== Records provided ==
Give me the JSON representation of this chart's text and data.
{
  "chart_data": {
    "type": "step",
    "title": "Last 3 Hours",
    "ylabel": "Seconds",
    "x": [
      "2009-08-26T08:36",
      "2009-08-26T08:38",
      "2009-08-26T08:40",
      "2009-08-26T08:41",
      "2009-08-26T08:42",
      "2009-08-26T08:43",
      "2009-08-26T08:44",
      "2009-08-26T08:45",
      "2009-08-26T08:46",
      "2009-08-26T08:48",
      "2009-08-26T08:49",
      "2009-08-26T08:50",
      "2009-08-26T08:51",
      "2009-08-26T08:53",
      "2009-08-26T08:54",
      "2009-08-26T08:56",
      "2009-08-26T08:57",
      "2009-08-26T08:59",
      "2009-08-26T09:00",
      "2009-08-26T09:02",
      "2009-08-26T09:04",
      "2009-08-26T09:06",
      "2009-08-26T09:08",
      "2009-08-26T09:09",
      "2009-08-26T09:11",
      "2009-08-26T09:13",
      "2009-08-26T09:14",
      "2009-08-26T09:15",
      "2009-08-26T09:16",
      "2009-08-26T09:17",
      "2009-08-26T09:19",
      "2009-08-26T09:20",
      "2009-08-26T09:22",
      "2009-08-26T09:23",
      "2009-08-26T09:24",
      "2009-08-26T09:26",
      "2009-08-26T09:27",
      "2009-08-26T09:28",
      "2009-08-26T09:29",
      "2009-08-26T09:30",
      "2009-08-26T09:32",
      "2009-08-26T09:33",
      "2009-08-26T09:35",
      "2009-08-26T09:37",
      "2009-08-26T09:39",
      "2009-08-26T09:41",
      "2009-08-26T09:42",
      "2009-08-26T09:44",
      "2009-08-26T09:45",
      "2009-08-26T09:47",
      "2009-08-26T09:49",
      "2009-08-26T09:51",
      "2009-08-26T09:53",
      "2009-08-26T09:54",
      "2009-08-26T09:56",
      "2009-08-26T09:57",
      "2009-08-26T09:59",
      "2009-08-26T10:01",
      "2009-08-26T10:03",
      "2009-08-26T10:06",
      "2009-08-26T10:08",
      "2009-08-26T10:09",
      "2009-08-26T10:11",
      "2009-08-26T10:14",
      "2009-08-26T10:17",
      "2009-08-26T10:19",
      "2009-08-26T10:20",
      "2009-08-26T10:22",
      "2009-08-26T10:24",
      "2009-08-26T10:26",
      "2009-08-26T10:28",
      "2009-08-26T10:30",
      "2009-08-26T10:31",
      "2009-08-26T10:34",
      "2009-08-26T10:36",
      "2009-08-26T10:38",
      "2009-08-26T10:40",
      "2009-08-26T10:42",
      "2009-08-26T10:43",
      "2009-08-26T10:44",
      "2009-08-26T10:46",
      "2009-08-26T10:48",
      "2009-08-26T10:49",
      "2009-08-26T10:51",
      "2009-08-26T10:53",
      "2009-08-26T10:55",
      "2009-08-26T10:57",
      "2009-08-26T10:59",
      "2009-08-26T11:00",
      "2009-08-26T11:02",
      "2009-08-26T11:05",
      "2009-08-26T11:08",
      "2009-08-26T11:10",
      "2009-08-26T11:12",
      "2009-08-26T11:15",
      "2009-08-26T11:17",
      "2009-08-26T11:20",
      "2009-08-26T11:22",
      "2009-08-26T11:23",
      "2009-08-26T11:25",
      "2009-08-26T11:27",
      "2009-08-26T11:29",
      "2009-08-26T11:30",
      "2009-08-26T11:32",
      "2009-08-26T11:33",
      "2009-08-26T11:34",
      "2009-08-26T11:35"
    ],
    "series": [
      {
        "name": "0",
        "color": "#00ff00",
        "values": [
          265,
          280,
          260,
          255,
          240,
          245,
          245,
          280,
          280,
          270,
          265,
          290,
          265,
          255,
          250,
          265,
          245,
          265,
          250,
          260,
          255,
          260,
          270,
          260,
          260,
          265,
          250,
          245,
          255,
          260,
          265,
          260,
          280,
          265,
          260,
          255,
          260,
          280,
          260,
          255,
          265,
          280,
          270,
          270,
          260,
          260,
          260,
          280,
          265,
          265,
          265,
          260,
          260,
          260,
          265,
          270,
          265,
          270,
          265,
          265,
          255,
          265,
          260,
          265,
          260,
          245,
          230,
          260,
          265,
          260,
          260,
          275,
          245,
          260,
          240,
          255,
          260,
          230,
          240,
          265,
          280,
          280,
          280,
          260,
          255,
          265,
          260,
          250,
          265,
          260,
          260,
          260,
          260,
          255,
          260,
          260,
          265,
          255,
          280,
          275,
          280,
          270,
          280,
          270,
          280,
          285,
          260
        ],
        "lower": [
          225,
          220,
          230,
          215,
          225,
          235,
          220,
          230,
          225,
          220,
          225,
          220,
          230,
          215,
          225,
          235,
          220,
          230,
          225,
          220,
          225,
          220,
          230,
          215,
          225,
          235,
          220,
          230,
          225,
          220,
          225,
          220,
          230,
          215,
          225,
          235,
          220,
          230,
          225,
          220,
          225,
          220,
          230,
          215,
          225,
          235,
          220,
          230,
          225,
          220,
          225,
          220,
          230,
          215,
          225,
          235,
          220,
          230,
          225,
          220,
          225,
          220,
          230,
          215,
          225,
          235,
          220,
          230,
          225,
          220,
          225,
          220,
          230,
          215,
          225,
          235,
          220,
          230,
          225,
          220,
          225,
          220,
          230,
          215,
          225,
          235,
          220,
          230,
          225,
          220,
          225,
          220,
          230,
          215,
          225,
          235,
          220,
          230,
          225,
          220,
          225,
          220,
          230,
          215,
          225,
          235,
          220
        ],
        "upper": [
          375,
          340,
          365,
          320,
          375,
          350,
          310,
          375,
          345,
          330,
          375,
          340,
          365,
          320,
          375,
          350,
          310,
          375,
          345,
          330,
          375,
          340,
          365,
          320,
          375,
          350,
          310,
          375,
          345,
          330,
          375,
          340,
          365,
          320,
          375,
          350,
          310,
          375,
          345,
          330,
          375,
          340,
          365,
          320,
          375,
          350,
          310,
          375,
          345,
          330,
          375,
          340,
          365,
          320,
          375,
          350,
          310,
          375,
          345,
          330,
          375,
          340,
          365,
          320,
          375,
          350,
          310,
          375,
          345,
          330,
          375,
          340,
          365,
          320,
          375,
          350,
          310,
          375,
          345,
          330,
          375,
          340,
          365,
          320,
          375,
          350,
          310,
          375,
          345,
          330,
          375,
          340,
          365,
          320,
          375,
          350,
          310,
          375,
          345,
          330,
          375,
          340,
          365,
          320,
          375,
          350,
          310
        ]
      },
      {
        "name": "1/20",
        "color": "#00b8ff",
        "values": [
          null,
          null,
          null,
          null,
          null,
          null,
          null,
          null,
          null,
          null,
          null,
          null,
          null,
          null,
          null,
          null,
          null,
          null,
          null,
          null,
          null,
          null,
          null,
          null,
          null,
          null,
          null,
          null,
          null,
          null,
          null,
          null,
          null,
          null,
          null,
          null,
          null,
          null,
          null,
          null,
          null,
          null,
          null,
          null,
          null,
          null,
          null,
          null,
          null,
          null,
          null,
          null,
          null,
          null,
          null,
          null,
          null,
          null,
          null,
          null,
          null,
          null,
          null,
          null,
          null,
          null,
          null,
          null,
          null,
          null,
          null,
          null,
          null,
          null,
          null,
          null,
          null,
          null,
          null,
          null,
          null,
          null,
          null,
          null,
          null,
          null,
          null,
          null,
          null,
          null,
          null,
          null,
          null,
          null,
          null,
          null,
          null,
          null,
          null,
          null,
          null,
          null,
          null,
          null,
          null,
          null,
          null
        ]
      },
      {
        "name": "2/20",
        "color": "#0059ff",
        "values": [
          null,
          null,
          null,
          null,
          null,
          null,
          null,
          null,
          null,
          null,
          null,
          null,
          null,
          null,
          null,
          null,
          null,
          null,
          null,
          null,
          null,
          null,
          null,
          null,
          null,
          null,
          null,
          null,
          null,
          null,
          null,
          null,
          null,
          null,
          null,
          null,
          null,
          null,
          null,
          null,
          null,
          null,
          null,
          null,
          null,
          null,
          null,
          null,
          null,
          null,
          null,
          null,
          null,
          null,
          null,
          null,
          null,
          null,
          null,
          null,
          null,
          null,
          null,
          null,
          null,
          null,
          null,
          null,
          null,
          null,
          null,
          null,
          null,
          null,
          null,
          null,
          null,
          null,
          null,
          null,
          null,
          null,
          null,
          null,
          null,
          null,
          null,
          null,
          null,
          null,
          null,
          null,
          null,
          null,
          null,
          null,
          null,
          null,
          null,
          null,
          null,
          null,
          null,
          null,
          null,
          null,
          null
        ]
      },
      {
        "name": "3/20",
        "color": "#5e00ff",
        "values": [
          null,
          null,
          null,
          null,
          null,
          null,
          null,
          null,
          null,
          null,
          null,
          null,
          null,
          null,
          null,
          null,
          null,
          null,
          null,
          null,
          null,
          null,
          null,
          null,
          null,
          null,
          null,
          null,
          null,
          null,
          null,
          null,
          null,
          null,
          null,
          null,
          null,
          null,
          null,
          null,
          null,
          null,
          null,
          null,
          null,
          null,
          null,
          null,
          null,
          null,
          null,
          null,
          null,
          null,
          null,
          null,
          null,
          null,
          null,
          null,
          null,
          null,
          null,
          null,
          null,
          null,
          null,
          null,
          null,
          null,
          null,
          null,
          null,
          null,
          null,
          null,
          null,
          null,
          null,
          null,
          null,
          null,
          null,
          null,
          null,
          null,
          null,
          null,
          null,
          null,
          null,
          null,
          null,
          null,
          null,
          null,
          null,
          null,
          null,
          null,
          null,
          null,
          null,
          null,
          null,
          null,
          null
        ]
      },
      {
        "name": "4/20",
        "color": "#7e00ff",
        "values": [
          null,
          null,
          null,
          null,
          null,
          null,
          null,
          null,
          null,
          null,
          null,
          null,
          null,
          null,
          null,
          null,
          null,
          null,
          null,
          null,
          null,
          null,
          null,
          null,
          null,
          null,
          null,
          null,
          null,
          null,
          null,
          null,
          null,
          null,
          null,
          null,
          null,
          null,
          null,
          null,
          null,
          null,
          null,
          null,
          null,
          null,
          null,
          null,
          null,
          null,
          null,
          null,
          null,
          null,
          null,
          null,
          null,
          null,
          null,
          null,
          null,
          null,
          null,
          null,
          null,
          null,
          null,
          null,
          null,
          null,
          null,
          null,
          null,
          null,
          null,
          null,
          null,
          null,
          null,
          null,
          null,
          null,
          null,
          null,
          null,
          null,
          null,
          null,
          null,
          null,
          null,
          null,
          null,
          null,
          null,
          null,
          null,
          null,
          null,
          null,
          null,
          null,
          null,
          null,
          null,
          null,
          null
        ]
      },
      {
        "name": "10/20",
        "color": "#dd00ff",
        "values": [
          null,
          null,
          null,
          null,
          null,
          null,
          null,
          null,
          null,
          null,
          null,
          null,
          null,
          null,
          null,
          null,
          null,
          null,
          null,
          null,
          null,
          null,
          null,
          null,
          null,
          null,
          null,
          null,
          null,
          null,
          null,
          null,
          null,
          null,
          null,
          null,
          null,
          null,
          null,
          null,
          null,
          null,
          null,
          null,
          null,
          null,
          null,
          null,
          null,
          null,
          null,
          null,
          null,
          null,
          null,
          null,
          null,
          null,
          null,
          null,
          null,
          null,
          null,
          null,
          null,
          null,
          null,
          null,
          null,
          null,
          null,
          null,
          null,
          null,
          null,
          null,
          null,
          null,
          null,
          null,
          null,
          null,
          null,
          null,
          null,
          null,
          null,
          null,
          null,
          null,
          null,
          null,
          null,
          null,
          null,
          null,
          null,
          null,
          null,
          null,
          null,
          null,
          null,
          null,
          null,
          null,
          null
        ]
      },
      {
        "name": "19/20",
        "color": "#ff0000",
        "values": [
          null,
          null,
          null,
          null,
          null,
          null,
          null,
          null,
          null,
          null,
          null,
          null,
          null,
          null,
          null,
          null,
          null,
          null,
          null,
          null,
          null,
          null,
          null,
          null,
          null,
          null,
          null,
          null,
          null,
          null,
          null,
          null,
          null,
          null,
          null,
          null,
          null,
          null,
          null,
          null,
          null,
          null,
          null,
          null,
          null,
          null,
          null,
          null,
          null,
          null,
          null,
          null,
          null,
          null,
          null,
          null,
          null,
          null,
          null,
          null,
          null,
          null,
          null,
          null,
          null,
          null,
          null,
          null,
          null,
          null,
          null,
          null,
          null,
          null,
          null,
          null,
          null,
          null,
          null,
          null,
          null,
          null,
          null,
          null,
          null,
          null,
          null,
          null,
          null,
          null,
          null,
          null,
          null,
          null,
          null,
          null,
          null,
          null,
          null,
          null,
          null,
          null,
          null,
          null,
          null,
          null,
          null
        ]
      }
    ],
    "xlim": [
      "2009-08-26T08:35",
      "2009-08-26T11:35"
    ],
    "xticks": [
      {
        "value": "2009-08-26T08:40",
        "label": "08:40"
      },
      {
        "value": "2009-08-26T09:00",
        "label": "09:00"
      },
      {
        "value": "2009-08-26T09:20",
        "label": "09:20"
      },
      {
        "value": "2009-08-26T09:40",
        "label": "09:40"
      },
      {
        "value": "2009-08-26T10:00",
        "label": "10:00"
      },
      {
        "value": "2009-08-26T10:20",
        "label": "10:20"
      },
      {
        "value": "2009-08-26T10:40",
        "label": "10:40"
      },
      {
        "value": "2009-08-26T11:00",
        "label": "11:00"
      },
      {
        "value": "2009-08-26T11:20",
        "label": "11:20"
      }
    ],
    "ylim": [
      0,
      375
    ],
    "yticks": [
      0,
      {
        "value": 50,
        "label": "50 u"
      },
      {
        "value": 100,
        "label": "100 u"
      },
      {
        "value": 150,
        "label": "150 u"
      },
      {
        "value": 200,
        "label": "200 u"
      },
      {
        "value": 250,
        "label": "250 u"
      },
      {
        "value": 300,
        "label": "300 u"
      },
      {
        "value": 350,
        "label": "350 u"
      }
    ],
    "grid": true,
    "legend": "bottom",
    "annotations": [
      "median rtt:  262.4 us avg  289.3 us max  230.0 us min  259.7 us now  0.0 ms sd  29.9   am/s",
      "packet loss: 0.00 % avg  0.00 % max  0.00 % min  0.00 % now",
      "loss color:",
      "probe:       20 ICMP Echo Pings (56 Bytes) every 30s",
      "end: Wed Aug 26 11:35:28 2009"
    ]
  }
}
===
Problem requirements: The required answer is a single number: the count of lines in the entries that hold the string "loss".

Exercise answer: 2